##### Exercise inputs

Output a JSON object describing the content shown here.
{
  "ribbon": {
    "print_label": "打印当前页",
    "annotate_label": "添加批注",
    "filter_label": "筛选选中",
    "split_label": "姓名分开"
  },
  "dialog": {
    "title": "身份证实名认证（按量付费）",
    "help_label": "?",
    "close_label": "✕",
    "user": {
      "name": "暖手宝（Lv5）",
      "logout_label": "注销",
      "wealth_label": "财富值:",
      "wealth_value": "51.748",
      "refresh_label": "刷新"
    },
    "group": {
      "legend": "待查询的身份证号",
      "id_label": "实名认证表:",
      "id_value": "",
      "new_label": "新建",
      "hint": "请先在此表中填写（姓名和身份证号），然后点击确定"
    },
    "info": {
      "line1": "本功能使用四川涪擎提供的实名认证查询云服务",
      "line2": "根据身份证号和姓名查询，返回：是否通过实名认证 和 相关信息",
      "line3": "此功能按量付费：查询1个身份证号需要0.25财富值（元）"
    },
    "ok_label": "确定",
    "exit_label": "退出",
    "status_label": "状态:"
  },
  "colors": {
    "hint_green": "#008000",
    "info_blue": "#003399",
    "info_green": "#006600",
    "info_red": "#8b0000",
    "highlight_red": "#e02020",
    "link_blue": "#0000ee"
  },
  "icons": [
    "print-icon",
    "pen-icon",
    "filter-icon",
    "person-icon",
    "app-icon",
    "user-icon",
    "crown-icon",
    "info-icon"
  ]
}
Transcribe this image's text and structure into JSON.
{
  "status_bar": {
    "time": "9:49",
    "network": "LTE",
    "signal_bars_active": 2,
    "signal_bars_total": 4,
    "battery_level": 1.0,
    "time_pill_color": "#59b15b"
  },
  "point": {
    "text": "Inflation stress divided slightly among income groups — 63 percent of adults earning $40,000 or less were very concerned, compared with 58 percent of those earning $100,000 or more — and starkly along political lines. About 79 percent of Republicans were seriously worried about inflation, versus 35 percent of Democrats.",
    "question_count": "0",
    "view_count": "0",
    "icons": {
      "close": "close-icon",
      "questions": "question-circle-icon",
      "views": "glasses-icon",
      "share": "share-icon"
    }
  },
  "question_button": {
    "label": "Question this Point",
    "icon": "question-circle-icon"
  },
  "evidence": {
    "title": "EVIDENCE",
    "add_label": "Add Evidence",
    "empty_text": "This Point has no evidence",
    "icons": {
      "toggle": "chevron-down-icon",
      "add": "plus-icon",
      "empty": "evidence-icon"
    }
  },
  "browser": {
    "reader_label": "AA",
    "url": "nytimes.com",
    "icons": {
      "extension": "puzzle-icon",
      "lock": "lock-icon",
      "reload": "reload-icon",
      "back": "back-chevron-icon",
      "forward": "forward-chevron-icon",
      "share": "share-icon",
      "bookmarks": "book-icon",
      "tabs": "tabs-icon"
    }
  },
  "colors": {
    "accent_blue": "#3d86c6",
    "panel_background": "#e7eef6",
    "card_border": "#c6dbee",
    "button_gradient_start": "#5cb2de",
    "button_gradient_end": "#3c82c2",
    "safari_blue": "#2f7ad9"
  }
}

##########

* What you are asked to do *
Pull every line containing the word "JSON" out of the material and copy it.

* Task answer *
Output a JSON object describing the content shown here.
Transcribe this image's text and structure into JSON.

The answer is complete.